* **TASK INPUT**

────────────────────

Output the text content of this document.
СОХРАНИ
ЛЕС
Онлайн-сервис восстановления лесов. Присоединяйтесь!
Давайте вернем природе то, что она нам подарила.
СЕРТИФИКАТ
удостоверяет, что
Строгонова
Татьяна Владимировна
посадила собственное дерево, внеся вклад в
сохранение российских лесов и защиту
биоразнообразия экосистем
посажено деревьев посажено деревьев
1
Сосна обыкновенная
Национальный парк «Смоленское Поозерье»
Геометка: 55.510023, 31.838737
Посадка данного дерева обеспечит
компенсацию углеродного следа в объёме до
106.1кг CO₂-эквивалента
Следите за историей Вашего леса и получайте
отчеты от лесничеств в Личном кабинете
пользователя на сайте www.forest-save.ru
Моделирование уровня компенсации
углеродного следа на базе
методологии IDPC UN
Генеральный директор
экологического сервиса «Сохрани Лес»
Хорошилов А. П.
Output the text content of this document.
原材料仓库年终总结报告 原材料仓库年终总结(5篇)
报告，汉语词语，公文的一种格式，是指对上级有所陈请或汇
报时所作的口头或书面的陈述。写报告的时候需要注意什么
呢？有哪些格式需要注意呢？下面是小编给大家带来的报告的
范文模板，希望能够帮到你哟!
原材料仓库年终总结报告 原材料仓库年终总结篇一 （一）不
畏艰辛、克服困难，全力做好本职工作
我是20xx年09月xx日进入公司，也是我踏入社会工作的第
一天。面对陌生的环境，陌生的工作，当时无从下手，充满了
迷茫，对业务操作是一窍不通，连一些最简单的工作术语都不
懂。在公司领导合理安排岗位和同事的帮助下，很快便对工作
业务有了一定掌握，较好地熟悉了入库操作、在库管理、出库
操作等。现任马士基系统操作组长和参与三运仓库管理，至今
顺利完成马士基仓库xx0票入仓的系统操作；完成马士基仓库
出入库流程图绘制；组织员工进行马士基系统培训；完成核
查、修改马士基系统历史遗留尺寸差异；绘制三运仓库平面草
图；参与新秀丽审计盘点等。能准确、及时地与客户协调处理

────────────────────

Among the lines of the material above, how many include the string "углеродного"? Report only that number.

2